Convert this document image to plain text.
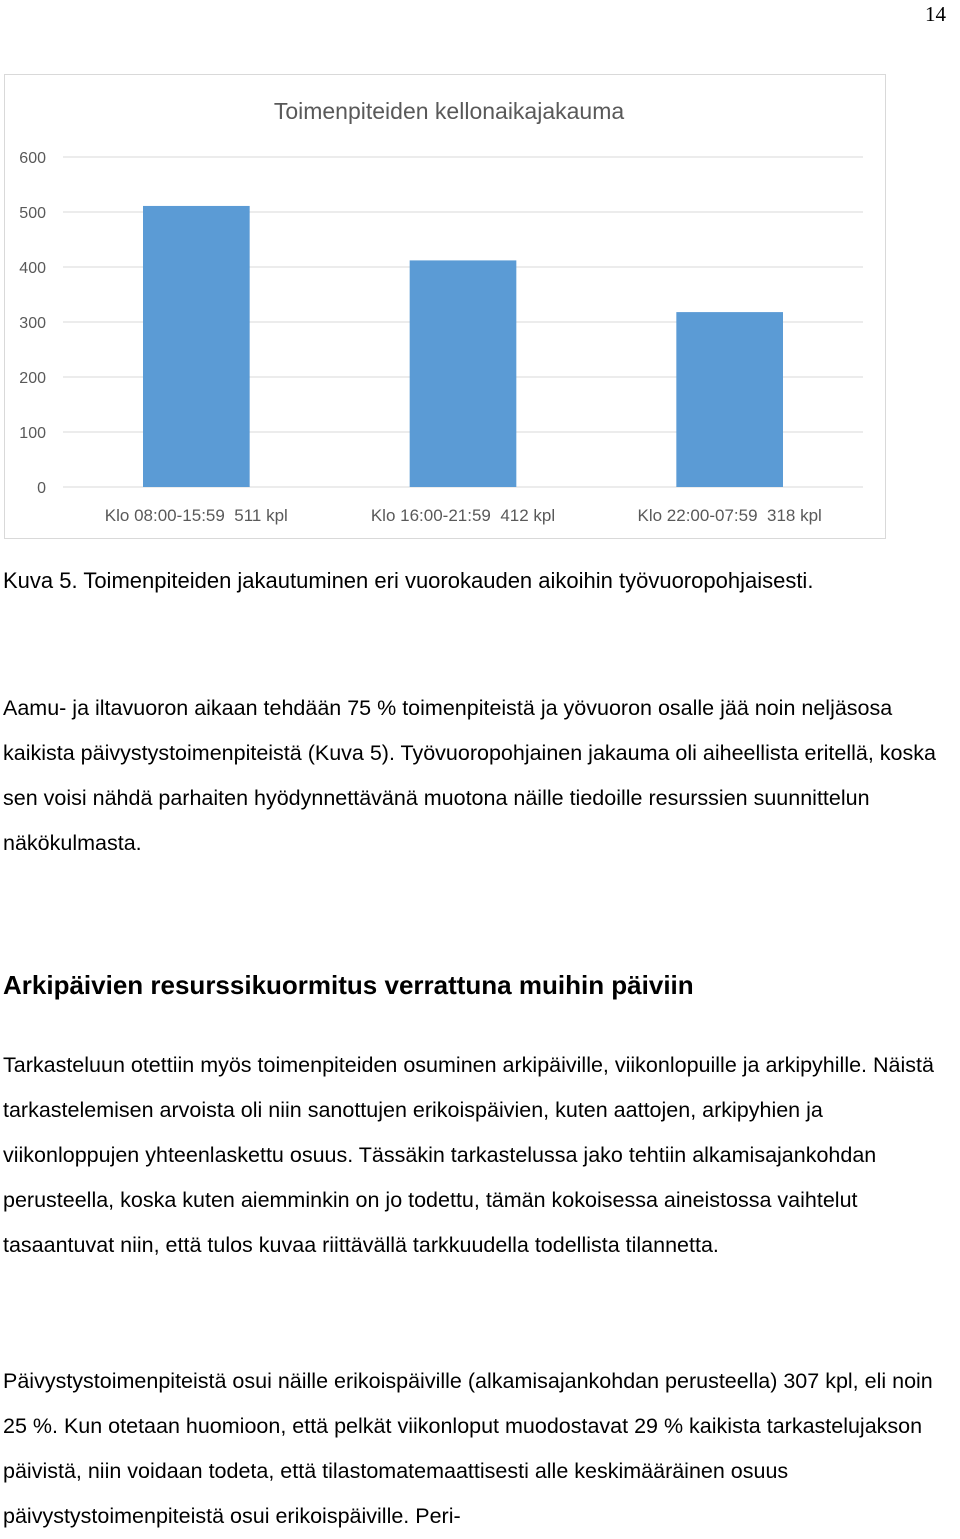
14
Toimenpiteiden kellonaikajakauma
0
100
200
300
400
500
600
Klo 08:00-15:59  511 kpl	Klo 16:00-21:59  412 kpl	Klo 22:00-07:59  318 kpl
Kuva 5. Toimenpiteiden jakautuminen eri vuorokauden aikoihin työvuoropohjaisesti.
Aamu- ja iltavuoron aikaan tehdään 75 % toimenpiteistä ja yövuoron osalle jää noin neljäsosa kaikista päivystystoimenpiteistä (Kuva 5). Työvuoropohjainen jakauma oli aiheellista eritellä, koska sen voisi nähdä parhaiten hyödynnettävänä muotona näille tiedoille resurssien suunnittelun näkökulmasta.
Arkipäivien resurssikuormitus verrattuna muihin päiviin
Tarkasteluun otettiin myös toimenpiteiden osuminen arkipäiville, viikonlopuille ja arkipyhille. Näistä tarkastelemisen arvoista oli niin sanottujen erikoispäivien, kuten aattojen, arkipyhien ja viikonloppujen yhteenlaskettu osuus. Tässäkin tarkastelussa jako tehtiin alkamisajankohdan perusteella, koska kuten aiemminkin on jo todettu, tämän kokoisessa aineistossa vaihtelut tasaantuvat niin, että tulos kuvaa riittävällä tarkkuudella todellista tilannetta.
Päivystystoimenpiteistä osui näille erikoispäiville (alkamisajankohdan perusteella) 307 kpl, eli noin 25 %. Kun otetaan huomioon, että pelkät viikonloput muodostavat 29 % kaikista tarkastelujakson päivistä, niin voidaan todeta, että tilastomatemaattisesti alle keskimääräinen osuus päivystystoimenpiteistä osui erikoispäiville. Peri-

****************

Task brief: Take every line from the records above that has the word "alkamisajankohdan" and copy it.

Response to this exercise:
Tarkasteluun otettiin myös toimenpiteiden osuminen arkipäiville, viikonlopuille ja arkipyhille. Näistä tarkastelemisen arvoista oli niin sanottujen erikoispäivien, kuten aattojen, arkipyhien ja viikonloppujen yhteenlaskettu osuus. Tässäkin tarkastelussa jako tehtiin alkamisajankohdan perusteella, koska kuten aiemminkin on jo todettu, tämän kokoisessa aineistossa vaihtelut tasaantuvat niin, että tulos kuvaa riittävällä tarkkuudella todellista tilannetta.
Päivystystoimenpiteistä osui näille erikoispäiville (alkamisajankohdan perusteella) 307 kpl, eli noin 25 %. Kun otetaan huomioon, että pelkät viikonloput muodostavat 29 % kaikista tarkastelujakson päivistä, niin voidaan todeta, että tilastomatemaattisesti alle keskimääräinen osuus päivystystoimenpiteistä osui erikoispäiville. Peri-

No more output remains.